Written problem:
Leave out the images; return the rest of the data exactly.

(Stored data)
————

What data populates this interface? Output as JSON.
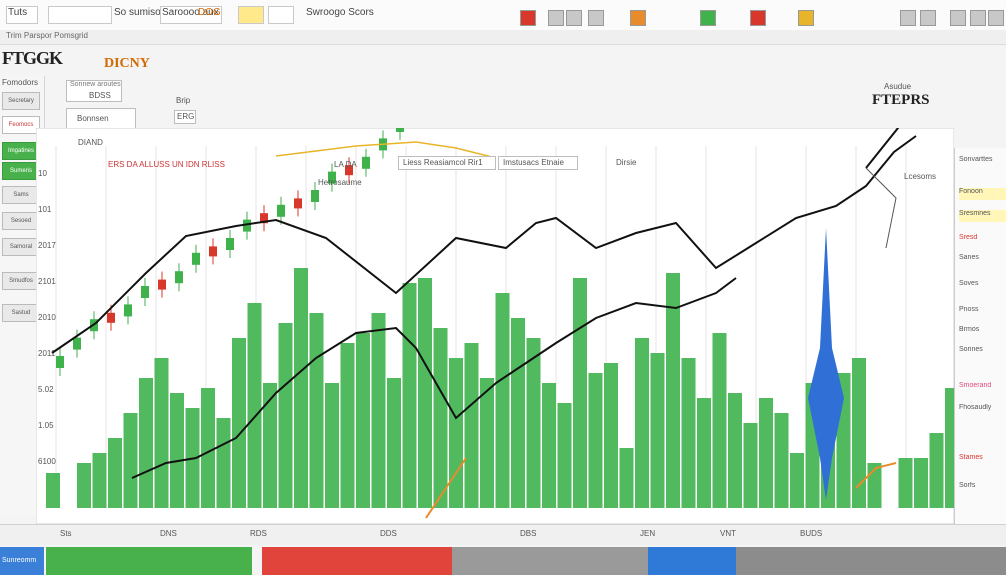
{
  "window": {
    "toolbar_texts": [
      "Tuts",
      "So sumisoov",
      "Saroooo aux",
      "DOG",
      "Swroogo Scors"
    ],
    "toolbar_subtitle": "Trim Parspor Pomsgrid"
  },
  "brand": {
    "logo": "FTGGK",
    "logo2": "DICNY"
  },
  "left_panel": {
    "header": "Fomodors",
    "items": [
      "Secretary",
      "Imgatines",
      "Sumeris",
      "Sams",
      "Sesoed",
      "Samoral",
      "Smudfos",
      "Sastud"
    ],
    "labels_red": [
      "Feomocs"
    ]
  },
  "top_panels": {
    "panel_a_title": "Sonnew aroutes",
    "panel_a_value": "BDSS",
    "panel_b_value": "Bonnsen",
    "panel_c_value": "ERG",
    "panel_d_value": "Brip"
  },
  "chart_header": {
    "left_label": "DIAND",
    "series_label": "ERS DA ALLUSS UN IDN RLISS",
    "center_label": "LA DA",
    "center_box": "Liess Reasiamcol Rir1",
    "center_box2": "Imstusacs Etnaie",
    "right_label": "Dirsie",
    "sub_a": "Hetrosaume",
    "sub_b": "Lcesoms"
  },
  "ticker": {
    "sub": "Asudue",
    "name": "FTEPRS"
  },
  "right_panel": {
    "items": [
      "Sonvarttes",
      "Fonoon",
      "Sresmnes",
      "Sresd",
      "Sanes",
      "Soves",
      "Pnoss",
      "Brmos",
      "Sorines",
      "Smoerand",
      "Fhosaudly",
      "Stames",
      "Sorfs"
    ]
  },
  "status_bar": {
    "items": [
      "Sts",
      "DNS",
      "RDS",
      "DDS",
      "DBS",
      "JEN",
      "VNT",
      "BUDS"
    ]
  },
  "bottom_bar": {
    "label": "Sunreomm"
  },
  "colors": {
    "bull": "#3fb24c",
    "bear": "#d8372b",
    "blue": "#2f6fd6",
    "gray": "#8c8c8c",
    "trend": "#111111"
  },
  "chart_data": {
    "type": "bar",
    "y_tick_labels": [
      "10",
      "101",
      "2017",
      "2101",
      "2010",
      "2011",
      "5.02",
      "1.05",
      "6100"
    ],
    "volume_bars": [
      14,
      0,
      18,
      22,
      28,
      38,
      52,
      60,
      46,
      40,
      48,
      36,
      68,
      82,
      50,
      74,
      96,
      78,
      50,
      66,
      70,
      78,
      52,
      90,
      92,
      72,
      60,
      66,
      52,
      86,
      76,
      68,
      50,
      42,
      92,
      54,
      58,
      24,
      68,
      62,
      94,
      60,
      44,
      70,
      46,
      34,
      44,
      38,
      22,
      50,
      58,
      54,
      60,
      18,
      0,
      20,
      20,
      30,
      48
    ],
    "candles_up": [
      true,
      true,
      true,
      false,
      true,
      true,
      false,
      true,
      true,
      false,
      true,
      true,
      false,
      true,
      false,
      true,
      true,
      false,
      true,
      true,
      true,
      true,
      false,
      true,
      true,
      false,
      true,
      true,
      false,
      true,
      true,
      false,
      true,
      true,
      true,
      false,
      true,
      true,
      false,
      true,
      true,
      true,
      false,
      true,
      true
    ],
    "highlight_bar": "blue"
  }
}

————

The reply:
What data populates this interface? Output as JSON.
{
  "window": {
    "toolbar_texts": [
      "Tuts",
      "So sumisoov",
      "Saroooo aux",
      "DOG",
      "Swroogo Scors"
    ],
    "toolbar_subtitle": "Trim Parspor Pomsgrid"
  },
  "brand": {
    "logo": "FTGGK",
    "logo2": "DICNY"
  },
  "left_panel": {
    "header": "Fomodors",
    "items": [
      "Secretary",
      "Imgatines",
      "Sumeris",
      "Sams",
      "Sesoed",
      "Samoral",
      "Smudfos",
      "Sastud"
    ],
    "labels_red": [
      "Feomocs"
    ]
  },
  "top_panels": {
    "panel_a_title": "Sonnew aroutes",
    "panel_a_value": "BDSS",
    "panel_b_value": "Bonnsen",
    "panel_c_value": "ERG",
    "panel_d_value": "Brip"
  },
  "chart_header": {
    "left_label": "DIAND",
    "series_label": "ERS DA ALLUSS UN IDN RLISS",
    "center_label": "LA DA",
    "center_box": "Liess Reasiamcol Rir1",
    "center_box2": "Imstusacs Etnaie",
    "right_label": "Dirsie",
    "sub_a": "Hetrosaume",
    "sub_b": "Lcesoms"
  },
  "ticker": {
    "sub": "Asudue",
    "name": "FTEPRS"
  },
  "right_panel": {
    "items": [
      "Sonvarttes",
      "Fonoon",
      "Sresmnes",
      "Sresd",
      "Sanes",
      "Soves",
      "Pnoss",
      "Brmos",
      "Sorines",
      "Smoerand",
      "Fhosaudly",
      "Stames",
      "Sorfs"
    ]
  },
  "status_bar": {
    "items": [
      "Sts",
      "DNS",
      "RDS",
      "DDS",
      "DBS",
      "JEN",
      "VNT",
      "BUDS"
    ]
  },
  "bottom_bar": {
    "label": "Sunreomm"
  },
  "colors": {
    "bull": "#3fb24c",
    "bear": "#d8372b",
    "blue": "#2f6fd6",
    "gray": "#8c8c8c",
    "trend": "#111111"
  },
  "chart_data": {
    "type": "bar",
    "y_tick_labels": [
      "10",
      "101",
      "2017",
      "2101",
      "2010",
      "2011",
      "5.02",
      "1.05",
      "6100"
    ],
    "volume_bars": [
      14,
      0,
      18,
      22,
      28,
      38,
      52,
      60,
      46,
      40,
      48,
      36,
      68,
      82,
      50,
      74,
      96,
      78,
      50,
      66,
      70,
      78,
      52,
      90,
      92,
      72,
      60,
      66,
      52,
      86,
      76,
      68,
      50,
      42,
      92,
      54,
      58,
      24,
      68,
      62,
      94,
      60,
      44,
      70,
      46,
      34,
      44,
      38,
      22,
      50,
      58,
      54,
      60,
      18,
      0,
      20,
      20,
      30,
      48
    ],
    "candles_up": [
      true,
      true,
      true,
      false,
      true,
      true,
      false,
      true,
      true,
      false,
      true,
      true,
      false,
      true,
      false,
      true,
      true,
      false,
      true,
      true,
      true,
      true,
      false,
      true,
      true,
      false,
      true,
      true,
      false,
      true,
      true,
      false,
      true,
      true,
      true,
      false,
      true,
      true,
      false,
      true,
      true,
      true,
      false,
      true,
      true
    ],
    "highlight_bar": "blue"
  }
}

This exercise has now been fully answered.